What is needed. Search the listing below for "JSON". Copy each matching line.

[Entries with figure data]

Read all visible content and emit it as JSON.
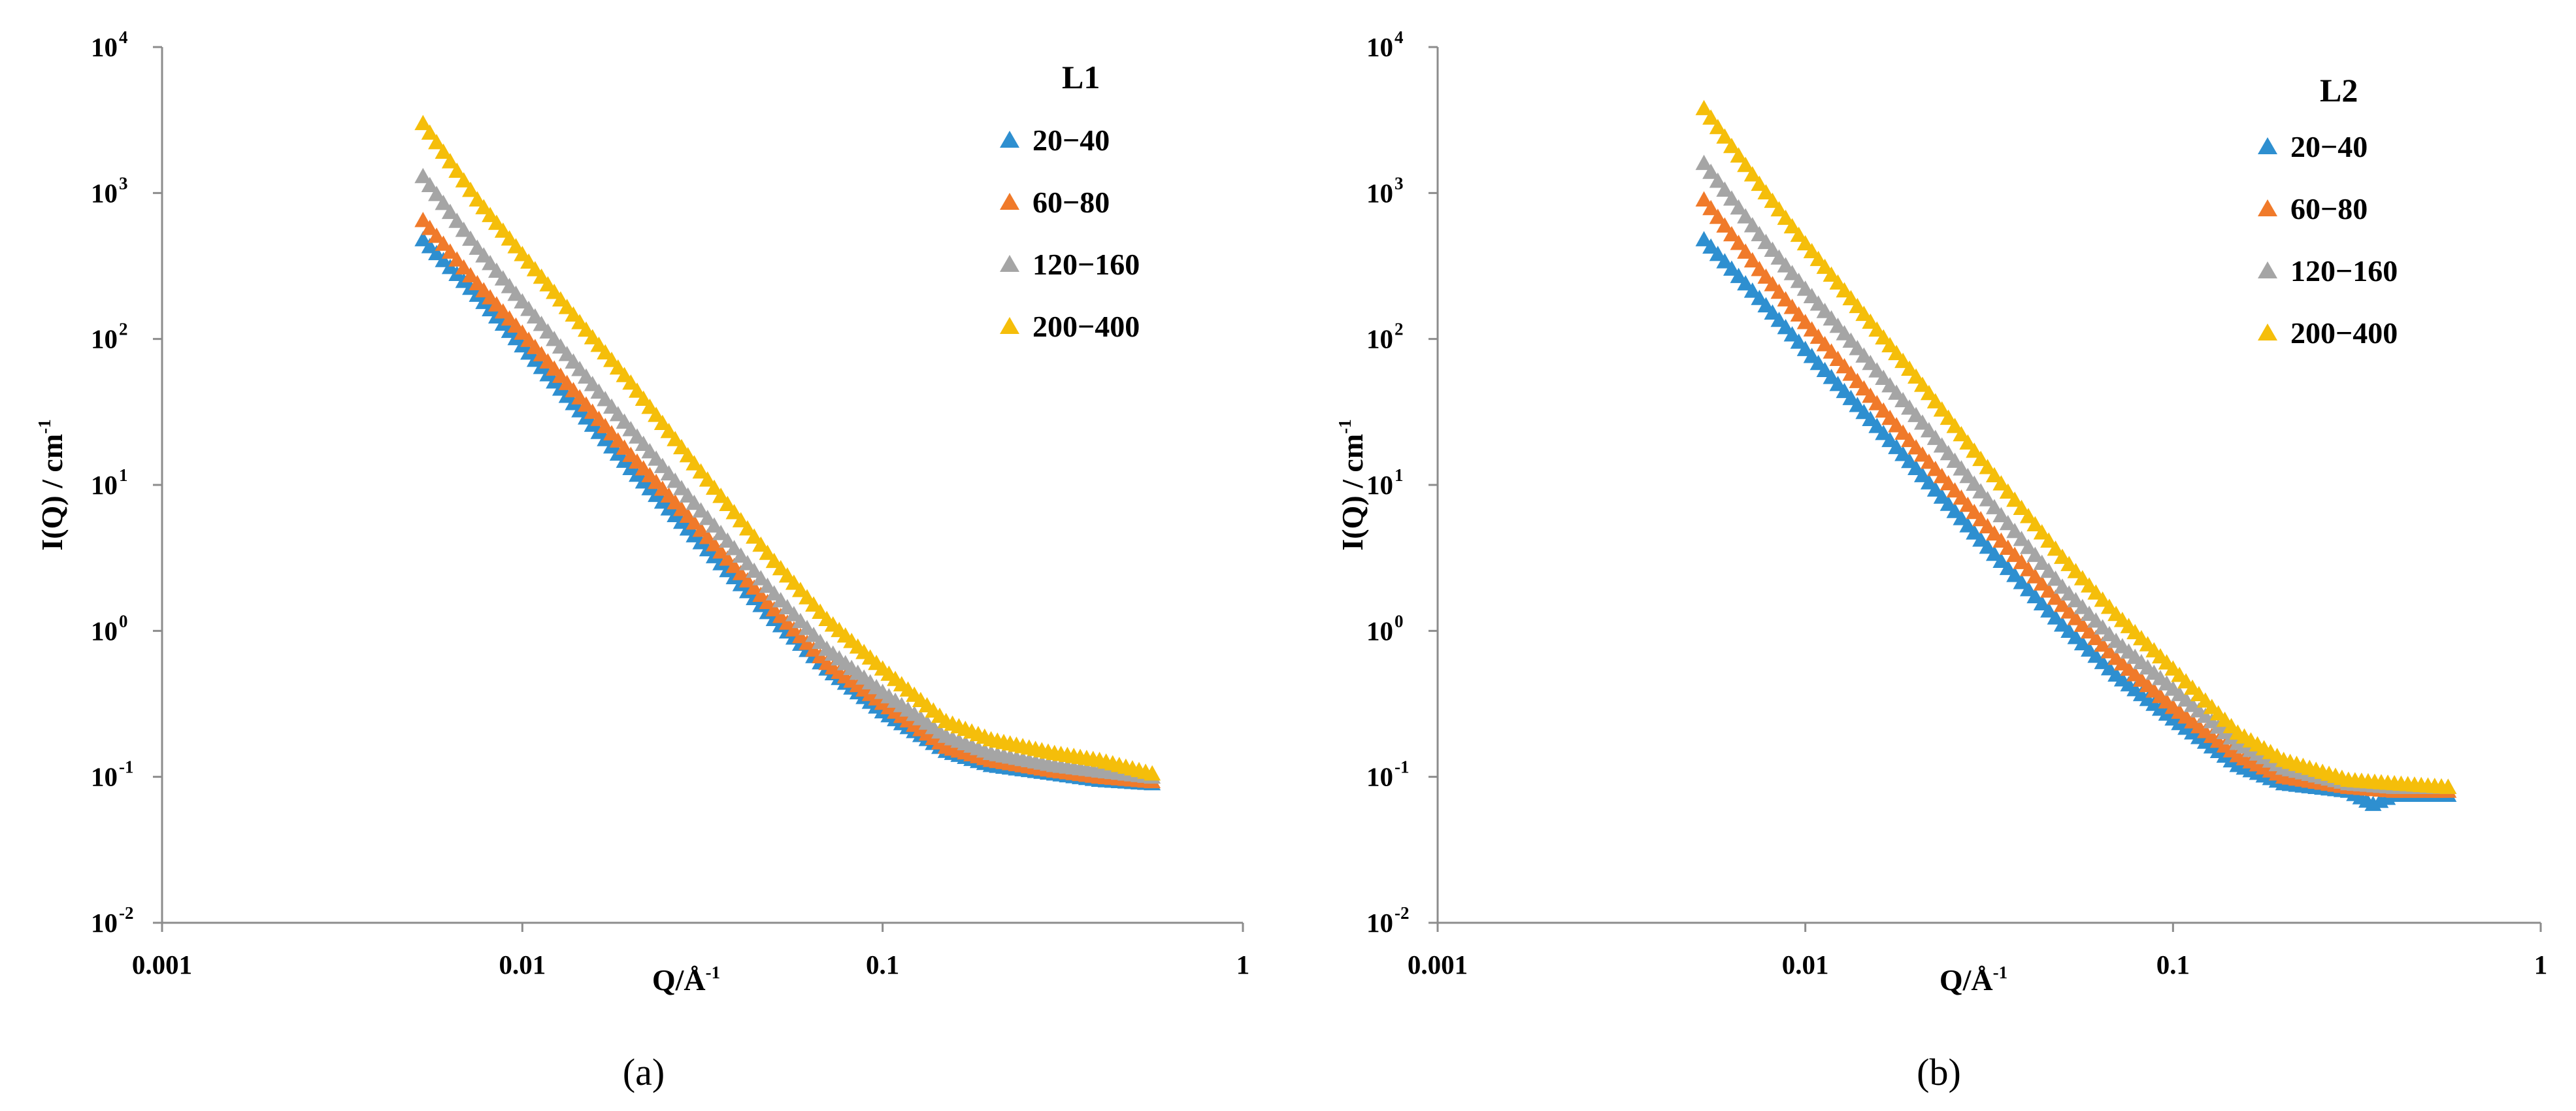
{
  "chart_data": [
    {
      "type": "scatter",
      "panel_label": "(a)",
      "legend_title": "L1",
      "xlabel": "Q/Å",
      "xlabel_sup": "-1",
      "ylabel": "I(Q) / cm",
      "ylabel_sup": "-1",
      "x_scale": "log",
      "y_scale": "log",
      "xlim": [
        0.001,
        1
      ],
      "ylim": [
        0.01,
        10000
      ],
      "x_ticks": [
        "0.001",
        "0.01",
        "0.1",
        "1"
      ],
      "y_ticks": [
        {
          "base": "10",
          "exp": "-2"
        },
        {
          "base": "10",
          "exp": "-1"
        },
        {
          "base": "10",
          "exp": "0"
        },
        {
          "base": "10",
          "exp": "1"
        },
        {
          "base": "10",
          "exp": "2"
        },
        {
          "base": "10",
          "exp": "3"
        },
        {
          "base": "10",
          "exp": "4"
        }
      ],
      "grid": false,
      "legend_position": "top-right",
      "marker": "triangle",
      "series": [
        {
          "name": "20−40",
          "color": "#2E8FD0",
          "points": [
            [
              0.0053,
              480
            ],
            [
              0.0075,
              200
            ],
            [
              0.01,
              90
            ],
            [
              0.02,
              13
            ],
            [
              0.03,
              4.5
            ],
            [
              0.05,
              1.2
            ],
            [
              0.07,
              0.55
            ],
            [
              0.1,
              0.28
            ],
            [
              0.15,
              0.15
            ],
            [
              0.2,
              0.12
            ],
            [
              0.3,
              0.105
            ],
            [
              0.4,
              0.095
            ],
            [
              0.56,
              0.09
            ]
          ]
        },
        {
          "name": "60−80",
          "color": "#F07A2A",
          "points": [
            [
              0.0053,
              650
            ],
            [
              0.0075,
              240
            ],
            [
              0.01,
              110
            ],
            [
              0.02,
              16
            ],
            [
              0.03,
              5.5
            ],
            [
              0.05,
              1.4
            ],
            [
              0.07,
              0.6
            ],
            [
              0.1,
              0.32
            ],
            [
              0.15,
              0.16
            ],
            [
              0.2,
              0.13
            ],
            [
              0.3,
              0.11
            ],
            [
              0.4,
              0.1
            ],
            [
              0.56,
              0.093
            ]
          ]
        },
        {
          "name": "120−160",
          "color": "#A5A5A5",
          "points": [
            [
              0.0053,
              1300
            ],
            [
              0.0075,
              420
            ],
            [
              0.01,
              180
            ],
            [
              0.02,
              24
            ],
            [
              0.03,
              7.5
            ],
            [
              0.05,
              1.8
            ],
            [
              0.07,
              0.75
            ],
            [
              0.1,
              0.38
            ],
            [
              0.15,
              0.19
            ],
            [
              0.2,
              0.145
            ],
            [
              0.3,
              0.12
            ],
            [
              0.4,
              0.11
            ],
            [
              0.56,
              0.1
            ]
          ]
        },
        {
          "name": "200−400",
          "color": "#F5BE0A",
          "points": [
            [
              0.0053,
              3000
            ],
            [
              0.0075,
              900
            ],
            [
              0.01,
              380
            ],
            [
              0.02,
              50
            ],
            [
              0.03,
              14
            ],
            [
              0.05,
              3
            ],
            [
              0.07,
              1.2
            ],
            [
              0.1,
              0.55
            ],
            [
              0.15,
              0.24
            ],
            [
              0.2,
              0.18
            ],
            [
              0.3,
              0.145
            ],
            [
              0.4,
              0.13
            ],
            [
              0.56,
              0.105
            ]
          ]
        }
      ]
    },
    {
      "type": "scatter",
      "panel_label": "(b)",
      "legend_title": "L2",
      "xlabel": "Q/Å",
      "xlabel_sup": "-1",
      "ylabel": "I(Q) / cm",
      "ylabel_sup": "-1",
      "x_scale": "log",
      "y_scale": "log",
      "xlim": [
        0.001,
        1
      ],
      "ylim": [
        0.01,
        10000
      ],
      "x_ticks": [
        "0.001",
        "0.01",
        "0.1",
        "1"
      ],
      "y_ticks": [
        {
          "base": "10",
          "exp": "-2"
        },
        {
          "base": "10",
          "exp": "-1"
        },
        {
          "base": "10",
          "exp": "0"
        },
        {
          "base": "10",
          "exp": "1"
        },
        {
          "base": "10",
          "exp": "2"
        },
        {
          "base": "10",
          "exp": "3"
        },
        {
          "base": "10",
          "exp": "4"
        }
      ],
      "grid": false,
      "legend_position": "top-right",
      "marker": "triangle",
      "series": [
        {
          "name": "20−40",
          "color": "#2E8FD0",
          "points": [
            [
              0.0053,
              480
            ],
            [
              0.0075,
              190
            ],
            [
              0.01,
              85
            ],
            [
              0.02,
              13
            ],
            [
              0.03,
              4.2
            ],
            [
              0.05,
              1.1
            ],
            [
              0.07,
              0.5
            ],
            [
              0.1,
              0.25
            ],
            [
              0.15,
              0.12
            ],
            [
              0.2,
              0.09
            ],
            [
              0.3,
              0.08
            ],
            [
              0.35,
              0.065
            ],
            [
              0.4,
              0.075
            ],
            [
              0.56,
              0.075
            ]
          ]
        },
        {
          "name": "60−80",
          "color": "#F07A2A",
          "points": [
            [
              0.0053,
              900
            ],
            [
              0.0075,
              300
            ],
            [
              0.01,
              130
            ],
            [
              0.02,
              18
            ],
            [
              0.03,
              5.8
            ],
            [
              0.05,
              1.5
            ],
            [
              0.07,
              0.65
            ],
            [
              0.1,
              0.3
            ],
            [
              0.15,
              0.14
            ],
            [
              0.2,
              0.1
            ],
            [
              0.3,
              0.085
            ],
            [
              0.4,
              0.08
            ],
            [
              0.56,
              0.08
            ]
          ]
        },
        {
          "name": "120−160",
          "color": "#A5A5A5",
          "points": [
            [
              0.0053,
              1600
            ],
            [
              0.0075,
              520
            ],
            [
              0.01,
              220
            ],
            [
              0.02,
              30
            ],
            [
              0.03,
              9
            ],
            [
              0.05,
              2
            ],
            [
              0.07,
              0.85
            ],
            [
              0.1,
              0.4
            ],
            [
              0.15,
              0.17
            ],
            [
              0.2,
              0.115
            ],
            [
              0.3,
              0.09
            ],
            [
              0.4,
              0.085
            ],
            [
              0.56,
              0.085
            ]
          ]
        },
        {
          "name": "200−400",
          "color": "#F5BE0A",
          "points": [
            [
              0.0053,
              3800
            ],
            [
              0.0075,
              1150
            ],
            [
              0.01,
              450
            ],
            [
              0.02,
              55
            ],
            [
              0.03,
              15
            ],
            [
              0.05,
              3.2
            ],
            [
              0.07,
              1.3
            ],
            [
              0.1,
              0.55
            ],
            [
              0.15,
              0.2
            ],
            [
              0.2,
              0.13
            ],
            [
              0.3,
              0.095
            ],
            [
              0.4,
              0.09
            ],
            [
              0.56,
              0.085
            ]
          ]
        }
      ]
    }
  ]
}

...

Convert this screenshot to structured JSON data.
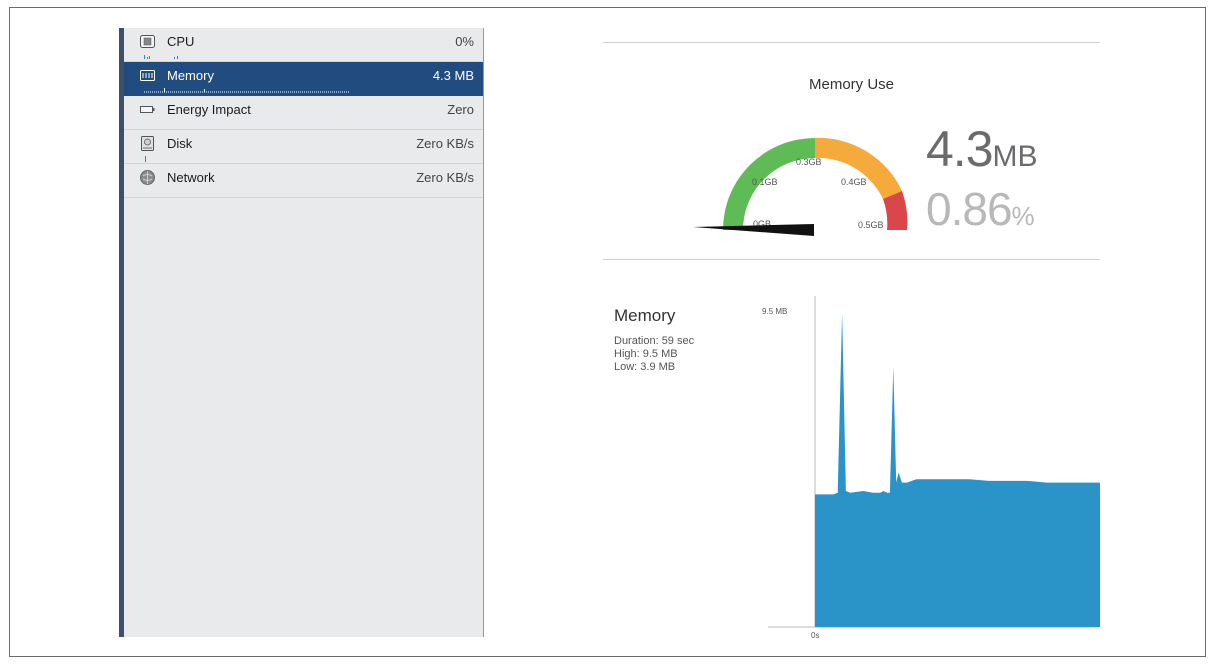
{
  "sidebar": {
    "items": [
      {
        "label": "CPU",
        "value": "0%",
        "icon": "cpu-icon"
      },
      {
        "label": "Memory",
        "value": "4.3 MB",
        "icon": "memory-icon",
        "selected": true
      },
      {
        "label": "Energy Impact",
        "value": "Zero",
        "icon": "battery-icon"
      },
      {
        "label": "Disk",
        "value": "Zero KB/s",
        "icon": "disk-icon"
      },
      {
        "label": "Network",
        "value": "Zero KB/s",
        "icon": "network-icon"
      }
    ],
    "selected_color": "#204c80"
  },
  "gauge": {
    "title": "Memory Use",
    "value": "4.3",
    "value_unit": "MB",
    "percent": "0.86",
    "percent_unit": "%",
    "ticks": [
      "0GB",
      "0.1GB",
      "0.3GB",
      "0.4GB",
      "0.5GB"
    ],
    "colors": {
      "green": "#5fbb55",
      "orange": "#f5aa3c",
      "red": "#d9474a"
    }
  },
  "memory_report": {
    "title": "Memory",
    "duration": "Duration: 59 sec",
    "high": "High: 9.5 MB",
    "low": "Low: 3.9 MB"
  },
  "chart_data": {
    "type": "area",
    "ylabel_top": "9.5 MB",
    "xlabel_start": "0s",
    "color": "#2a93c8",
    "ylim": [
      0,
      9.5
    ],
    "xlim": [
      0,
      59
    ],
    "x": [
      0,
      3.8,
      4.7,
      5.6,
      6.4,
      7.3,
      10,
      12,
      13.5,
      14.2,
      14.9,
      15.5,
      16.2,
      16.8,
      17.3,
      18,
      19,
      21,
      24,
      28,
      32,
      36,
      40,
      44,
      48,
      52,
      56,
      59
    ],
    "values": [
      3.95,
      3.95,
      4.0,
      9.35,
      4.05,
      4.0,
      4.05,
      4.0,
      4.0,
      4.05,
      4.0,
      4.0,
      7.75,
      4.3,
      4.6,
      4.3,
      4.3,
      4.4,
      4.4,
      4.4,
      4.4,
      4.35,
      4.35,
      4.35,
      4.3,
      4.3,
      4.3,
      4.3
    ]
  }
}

---

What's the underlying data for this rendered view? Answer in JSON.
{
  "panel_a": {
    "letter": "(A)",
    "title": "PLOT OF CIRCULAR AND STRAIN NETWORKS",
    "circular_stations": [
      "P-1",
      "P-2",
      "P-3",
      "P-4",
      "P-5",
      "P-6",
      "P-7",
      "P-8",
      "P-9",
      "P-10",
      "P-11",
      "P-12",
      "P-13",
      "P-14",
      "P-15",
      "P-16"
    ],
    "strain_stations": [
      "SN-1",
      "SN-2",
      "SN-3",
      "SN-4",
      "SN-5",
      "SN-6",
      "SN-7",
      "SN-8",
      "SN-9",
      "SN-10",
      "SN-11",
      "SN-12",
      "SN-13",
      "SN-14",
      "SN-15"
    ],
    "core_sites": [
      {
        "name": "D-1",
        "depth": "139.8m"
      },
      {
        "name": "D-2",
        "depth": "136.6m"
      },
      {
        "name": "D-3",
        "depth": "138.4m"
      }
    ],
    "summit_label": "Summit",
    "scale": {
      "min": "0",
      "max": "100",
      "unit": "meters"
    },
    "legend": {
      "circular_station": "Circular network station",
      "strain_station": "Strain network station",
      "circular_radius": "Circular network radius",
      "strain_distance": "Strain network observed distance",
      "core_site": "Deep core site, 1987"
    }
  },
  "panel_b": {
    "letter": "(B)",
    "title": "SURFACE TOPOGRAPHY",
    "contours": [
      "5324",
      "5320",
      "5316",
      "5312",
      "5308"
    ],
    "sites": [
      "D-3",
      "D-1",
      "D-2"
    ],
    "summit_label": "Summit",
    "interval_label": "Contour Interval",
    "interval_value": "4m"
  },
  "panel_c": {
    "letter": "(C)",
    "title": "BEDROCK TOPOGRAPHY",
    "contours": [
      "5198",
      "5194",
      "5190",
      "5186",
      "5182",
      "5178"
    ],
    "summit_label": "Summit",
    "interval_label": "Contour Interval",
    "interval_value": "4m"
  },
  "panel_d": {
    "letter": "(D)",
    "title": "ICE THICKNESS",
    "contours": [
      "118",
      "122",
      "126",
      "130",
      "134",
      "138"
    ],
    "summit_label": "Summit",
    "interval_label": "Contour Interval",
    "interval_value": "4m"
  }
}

Exercise response.
Read all visible content and emit it as JSON.
Convert this screenshot to structured JSON data.
What's the underlying data for this rendered view? Answer in JSON.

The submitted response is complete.